SHORT PROBLEM:
State the number of lines that contain the word "content", and add nothing else.

━━━━━━

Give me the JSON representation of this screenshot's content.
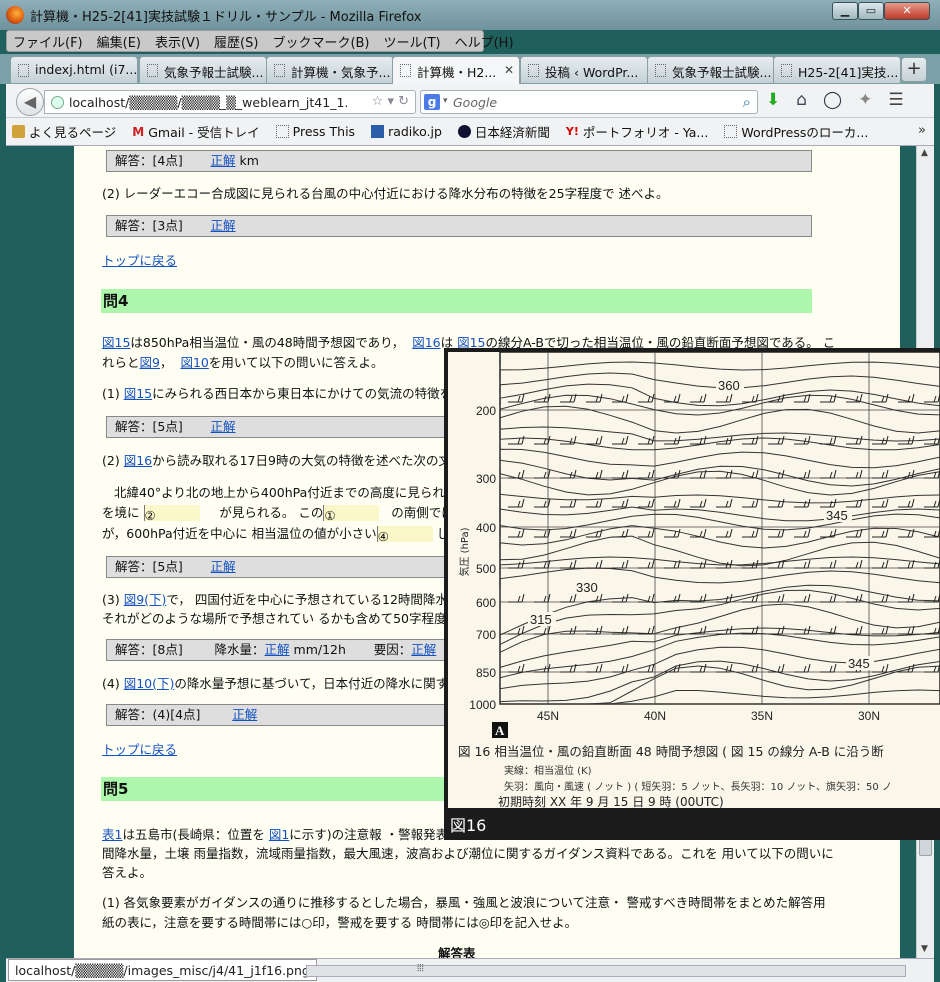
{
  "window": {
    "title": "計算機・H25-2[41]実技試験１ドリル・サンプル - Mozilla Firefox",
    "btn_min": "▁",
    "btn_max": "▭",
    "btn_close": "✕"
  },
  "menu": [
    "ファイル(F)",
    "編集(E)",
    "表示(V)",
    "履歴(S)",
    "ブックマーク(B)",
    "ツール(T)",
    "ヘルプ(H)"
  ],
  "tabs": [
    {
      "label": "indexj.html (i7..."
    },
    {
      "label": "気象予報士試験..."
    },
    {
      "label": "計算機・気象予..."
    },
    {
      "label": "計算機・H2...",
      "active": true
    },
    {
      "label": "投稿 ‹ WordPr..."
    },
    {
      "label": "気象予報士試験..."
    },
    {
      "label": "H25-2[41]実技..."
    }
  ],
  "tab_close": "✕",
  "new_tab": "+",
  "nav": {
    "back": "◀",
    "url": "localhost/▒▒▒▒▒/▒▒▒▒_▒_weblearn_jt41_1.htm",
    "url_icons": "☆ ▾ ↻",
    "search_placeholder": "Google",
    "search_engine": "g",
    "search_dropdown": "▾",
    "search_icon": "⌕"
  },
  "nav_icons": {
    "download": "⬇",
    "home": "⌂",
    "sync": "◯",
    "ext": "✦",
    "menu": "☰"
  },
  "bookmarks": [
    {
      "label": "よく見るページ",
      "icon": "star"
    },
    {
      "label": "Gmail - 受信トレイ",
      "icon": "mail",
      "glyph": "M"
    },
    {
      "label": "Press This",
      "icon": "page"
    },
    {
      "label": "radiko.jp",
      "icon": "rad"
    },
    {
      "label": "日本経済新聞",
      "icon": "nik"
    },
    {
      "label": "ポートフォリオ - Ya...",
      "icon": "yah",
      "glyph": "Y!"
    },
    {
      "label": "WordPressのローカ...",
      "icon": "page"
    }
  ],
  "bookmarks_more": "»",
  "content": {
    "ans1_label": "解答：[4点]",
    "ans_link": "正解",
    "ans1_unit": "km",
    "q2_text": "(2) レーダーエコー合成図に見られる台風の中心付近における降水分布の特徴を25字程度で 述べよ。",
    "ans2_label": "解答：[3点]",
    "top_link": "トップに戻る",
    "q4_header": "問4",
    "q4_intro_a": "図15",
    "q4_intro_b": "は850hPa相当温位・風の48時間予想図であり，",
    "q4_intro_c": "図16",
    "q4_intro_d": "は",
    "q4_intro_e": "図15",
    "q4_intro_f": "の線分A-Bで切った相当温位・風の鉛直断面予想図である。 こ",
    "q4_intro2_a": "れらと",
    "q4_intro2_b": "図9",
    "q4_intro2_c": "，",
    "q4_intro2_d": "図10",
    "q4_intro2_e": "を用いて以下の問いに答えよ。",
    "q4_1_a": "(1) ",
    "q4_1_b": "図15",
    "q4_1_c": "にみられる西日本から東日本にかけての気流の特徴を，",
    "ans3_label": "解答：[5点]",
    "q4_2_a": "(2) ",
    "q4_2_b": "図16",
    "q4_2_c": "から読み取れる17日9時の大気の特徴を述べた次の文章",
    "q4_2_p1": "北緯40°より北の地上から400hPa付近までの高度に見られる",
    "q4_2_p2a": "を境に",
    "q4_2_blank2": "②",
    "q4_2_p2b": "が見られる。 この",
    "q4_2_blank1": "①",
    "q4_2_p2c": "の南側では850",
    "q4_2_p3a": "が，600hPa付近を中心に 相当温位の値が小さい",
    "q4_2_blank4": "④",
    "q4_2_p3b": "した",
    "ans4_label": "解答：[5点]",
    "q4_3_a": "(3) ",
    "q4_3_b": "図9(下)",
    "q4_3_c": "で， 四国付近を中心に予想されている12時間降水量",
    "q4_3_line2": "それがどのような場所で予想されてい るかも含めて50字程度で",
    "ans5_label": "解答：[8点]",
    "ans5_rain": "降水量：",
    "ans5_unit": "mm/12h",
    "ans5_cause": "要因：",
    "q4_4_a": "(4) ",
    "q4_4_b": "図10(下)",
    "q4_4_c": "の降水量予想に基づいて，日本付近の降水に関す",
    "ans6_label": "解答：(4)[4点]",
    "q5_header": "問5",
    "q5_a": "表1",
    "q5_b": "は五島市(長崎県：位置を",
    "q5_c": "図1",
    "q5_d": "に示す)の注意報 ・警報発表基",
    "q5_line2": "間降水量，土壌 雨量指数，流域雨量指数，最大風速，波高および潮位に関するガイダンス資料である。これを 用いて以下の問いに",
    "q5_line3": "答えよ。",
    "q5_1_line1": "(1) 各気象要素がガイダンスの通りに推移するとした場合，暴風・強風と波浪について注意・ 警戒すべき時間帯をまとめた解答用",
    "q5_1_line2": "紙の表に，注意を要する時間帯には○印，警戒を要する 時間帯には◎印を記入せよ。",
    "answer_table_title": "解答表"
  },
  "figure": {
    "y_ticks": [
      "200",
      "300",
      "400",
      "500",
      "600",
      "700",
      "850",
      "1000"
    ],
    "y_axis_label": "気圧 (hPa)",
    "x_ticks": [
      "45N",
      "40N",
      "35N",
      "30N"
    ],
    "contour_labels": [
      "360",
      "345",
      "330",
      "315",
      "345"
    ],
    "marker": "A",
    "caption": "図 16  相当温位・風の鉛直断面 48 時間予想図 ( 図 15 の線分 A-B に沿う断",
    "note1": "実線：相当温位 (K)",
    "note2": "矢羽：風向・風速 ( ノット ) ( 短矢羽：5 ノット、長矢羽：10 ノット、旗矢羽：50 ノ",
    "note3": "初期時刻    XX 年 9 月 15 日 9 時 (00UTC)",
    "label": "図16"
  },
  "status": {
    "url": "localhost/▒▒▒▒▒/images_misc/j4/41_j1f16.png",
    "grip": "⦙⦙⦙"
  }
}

━━━━━━

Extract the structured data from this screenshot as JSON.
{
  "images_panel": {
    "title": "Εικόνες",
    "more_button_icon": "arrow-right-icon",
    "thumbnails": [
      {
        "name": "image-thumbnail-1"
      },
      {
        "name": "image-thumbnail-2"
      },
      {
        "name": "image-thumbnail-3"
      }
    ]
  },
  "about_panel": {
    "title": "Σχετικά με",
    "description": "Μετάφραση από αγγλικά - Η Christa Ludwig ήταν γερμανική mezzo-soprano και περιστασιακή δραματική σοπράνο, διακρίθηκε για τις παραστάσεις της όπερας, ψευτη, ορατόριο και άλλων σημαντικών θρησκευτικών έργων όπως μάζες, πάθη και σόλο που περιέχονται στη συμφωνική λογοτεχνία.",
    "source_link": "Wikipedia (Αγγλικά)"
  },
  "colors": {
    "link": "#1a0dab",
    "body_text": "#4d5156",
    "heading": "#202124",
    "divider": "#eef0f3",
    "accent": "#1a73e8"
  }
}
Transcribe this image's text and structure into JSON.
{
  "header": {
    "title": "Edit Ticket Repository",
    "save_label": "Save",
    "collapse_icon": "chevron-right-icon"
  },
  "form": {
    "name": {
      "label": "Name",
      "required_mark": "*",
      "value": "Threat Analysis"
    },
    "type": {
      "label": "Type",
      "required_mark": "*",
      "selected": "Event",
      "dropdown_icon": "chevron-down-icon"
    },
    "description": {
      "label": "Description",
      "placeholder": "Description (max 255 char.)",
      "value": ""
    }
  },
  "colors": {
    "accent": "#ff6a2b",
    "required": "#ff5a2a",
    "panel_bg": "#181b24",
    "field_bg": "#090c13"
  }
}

━━━━━━

COMPLETED TASK:
2